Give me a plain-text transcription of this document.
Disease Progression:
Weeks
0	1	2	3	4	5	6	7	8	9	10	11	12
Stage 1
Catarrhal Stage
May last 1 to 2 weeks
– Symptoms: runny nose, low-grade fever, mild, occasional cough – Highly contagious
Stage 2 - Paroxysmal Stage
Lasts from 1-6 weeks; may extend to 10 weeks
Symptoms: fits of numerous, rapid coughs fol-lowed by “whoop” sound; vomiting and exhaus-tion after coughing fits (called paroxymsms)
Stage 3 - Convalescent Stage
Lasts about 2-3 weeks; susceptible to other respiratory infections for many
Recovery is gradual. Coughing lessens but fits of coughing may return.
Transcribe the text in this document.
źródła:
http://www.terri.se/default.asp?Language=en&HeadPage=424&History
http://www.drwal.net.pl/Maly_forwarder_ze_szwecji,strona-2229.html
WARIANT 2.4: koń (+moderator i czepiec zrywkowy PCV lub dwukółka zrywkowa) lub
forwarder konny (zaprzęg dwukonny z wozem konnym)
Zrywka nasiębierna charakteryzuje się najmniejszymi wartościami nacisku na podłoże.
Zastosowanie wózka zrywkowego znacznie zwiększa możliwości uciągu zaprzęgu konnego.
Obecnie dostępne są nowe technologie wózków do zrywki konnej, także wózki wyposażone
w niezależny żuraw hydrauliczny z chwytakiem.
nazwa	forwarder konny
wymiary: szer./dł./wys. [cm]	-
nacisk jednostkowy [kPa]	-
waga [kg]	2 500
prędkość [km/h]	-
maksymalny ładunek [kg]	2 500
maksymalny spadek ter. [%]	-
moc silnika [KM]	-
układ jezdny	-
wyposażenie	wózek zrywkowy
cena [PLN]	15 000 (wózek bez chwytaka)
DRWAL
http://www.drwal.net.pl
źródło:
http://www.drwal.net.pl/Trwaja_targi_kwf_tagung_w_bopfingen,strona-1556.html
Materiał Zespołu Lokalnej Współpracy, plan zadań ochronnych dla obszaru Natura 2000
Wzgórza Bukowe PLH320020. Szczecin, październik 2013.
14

§ EXERCISE AIM
Tell how many lines of the data include the word "Symptoms", and nothing else.

§ SOLUTION
2